Task statement: Your copy of the material must match it exactly, except that pictures are dropped.

Excerpted data:
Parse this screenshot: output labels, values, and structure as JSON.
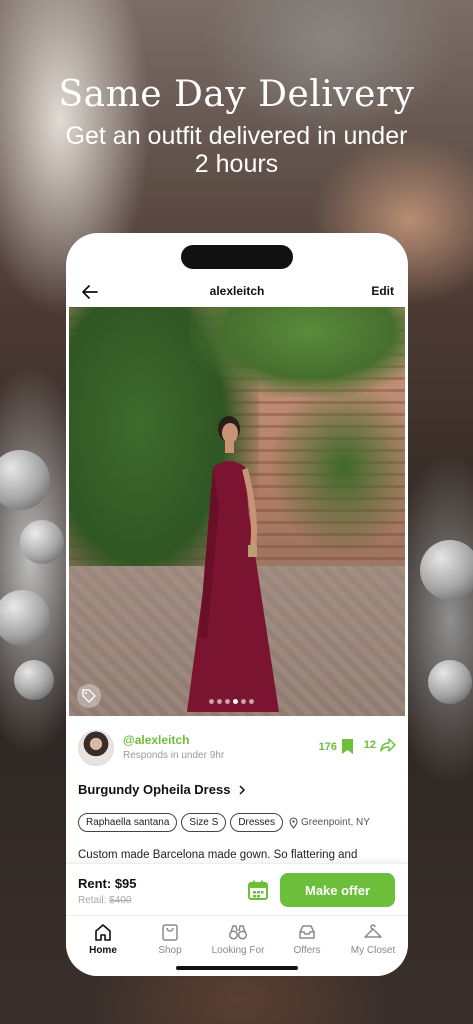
{
  "hero": {
    "title": "Same Day Delivery",
    "subtitle": "Get an outfit delivered in under 2 hours"
  },
  "topbar": {
    "title": "alexleitch",
    "edit_label": "Edit"
  },
  "photo": {
    "carousel_total": 6,
    "carousel_active_index": 3
  },
  "seller": {
    "handle": "@alexleitch",
    "responds": "Responds in under 9hr",
    "saves_count": "176",
    "shares_count": "12"
  },
  "item": {
    "title": "Burgundy Opheila Dress",
    "chips": [
      "Raphaella santana",
      "Size S",
      "Dresses"
    ],
    "location": "Greenpoint, NY",
    "description": "Custom made Barcelona made gown. So flattering and"
  },
  "pricing": {
    "rent_label": "Rent: $95",
    "retail_label": "Retail:",
    "retail_value": "$400",
    "offer_button": "Make offer"
  },
  "tabs": [
    {
      "label": "Home",
      "icon": "home-icon"
    },
    {
      "label": "Shop",
      "icon": "shopping-bag-icon"
    },
    {
      "label": "Looking For",
      "icon": "binoculars-icon"
    },
    {
      "label": "Offers",
      "icon": "inbox-icon"
    },
    {
      "label": "My Closet",
      "icon": "hanger-icon"
    }
  ],
  "colors": {
    "accent": "#6bbf3b",
    "dress": "#7a1430"
  }
}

Output for this task:
Parse this screenshot: output labels, values, and structure as JSON.
{
  "hero": {
    "title": "Same Day Delivery",
    "subtitle": "Get an outfit delivered in under 2 hours"
  },
  "topbar": {
    "title": "alexleitch",
    "edit_label": "Edit"
  },
  "photo": {
    "carousel_total": 6,
    "carousel_active_index": 3
  },
  "seller": {
    "handle": "@alexleitch",
    "responds": "Responds in under 9hr",
    "saves_count": "176",
    "shares_count": "12"
  },
  "item": {
    "title": "Burgundy Opheila Dress",
    "chips": [
      "Raphaella santana",
      "Size S",
      "Dresses"
    ],
    "location": "Greenpoint, NY",
    "description": "Custom made Barcelona made gown. So flattering and"
  },
  "pricing": {
    "rent_label": "Rent: $95",
    "retail_label": "Retail:",
    "retail_value": "$400",
    "offer_button": "Make offer"
  },
  "tabs": [
    {
      "label": "Home",
      "icon": "home-icon"
    },
    {
      "label": "Shop",
      "icon": "shopping-bag-icon"
    },
    {
      "label": "Looking For",
      "icon": "binoculars-icon"
    },
    {
      "label": "Offers",
      "icon": "inbox-icon"
    },
    {
      "label": "My Closet",
      "icon": "hanger-icon"
    }
  ],
  "colors": {
    "accent": "#6bbf3b",
    "dress": "#7a1430"
  }
}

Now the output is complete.